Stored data
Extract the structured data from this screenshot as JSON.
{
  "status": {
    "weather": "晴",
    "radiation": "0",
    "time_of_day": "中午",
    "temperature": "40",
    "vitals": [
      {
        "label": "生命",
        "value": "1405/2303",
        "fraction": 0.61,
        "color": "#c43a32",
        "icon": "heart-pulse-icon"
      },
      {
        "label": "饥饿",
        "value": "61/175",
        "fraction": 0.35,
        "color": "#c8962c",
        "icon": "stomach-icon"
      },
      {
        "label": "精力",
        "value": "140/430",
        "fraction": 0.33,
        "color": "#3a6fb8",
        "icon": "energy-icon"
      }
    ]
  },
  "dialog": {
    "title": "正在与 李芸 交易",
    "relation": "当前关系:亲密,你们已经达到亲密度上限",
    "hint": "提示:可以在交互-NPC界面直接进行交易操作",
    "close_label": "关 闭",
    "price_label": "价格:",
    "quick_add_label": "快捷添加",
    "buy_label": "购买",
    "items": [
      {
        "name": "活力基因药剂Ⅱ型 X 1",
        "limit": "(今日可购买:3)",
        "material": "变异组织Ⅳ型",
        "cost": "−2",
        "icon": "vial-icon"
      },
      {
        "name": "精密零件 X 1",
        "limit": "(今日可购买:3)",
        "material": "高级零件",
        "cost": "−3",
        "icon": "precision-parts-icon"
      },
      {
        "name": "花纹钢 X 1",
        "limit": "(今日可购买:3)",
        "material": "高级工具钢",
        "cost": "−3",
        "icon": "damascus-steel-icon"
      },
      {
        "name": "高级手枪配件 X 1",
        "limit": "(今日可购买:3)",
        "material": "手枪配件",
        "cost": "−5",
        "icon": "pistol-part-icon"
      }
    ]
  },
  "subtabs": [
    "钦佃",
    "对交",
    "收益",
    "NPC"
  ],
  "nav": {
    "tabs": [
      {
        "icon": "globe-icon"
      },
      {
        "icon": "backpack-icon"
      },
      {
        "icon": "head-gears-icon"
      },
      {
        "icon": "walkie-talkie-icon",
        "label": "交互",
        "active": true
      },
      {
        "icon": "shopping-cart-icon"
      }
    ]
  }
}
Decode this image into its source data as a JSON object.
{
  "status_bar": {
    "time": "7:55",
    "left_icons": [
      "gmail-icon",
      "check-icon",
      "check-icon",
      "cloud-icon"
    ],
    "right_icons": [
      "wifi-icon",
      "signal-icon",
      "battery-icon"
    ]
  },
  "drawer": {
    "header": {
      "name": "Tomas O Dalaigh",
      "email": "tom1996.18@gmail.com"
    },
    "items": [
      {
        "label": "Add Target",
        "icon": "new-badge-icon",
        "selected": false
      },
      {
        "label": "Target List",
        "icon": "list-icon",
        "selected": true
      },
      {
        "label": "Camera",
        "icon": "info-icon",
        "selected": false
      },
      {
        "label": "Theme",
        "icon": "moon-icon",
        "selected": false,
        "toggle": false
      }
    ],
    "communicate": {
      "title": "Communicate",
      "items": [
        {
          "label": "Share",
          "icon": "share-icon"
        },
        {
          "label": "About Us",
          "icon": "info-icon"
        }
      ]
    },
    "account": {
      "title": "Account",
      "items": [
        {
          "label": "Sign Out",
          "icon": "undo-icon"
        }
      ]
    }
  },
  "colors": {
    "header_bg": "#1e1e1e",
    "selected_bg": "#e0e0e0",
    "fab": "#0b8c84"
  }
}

== Short task ==
The whole listing above needs to be written out again exactly.

== Exercise answer ==
Extract the structured data from this screenshot as JSON.
{
  "status": {
    "weather": "晴",
    "radiation": "0",
    "time_of_day": "中午",
    "temperature": "40",
    "vitals": [
      {
        "label": "生命",
        "value": "1405/2303",
        "fraction": 0.61,
        "color": "#c43a32",
        "icon": "heart-pulse-icon"
      },
      {
        "label": "饥饿",
        "value": "61/175",
        "fraction": 0.35,
        "color": "#c8962c",
        "icon": "stomach-icon"
      },
      {
        "label": "精力",
        "value": "140/430",
        "fraction": 0.33,
        "color": "#3a6fb8",
        "icon": "energy-icon"
      }
    ]
  },
  "dialog": {
    "title": "正在与 李芸 交易",
    "relation": "当前关系:亲密,你们已经达到亲密度上限",
    "hint": "提示:可以在交互-NPC界面直接进行交易操作",
    "close_label": "关 闭",
    "price_label": "价格:",
    "quick_add_label": "快捷添加",
    "buy_label": "购买",
    "items": [
      {
        "name": "活力基因药剂Ⅱ型 X 1",
        "limit": "(今日可购买:3)",
        "material": "变异组织Ⅳ型",
        "cost": "−2",
        "icon": "vial-icon"
      },
      {
        "name": "精密零件 X 1",
        "limit": "(今日可购买:3)",
        "material": "高级零件",
        "cost": "−3",
        "icon": "precision-parts-icon"
      },
      {
        "name": "花纹钢 X 1",
        "limit": "(今日可购买:3)",
        "material": "高级工具钢",
        "cost": "−3",
        "icon": "damascus-steel-icon"
      },
      {
        "name": "高级手枪配件 X 1",
        "limit": "(今日可购买:3)",
        "material": "手枪配件",
        "cost": "−5",
        "icon": "pistol-part-icon"
      }
    ]
  },
  "subtabs": [
    "钦佃",
    "对交",
    "收益",
    "NPC"
  ],
  "nav": {
    "tabs": [
      {
        "icon": "globe-icon"
      },
      {
        "icon": "backpack-icon"
      },
      {
        "icon": "head-gears-icon"
      },
      {
        "icon": "walkie-talkie-icon",
        "label": "交互",
        "active": true
      },
      {
        "icon": "shopping-cart-icon"
      }
    ]
  }
}
Decode this image into its source data as a JSON object.
{
  "status_bar": {
    "time": "7:55",
    "left_icons": [
      "gmail-icon",
      "check-icon",
      "check-icon",
      "cloud-icon"
    ],
    "right_icons": [
      "wifi-icon",
      "signal-icon",
      "battery-icon"
    ]
  },
  "drawer": {
    "header": {
      "name": "Tomas O Dalaigh",
      "email": "tom1996.18@gmail.com"
    },
    "items": [
      {
        "label": "Add Target",
        "icon": "new-badge-icon",
        "selected": false
      },
      {
        "label": "Target List",
        "icon": "list-icon",
        "selected": true
      },
      {
        "label": "Camera",
        "icon": "info-icon",
        "selected": false
      },
      {
        "label": "Theme",
        "icon": "moon-icon",
        "selected": false,
        "toggle": false
      }
    ],
    "communicate": {
      "title": "Communicate",
      "items": [
        {
          "label": "Share",
          "icon": "share-icon"
        },
        {
          "label": "About Us",
          "icon": "info-icon"
        }
      ]
    },
    "account": {
      "title": "Account",
      "items": [
        {
          "label": "Sign Out",
          "icon": "undo-icon"
        }
      ]
    }
  },
  "colors": {
    "header_bg": "#1e1e1e",
    "selected_bg": "#e0e0e0",
    "fab": "#0b8c84"
  }
}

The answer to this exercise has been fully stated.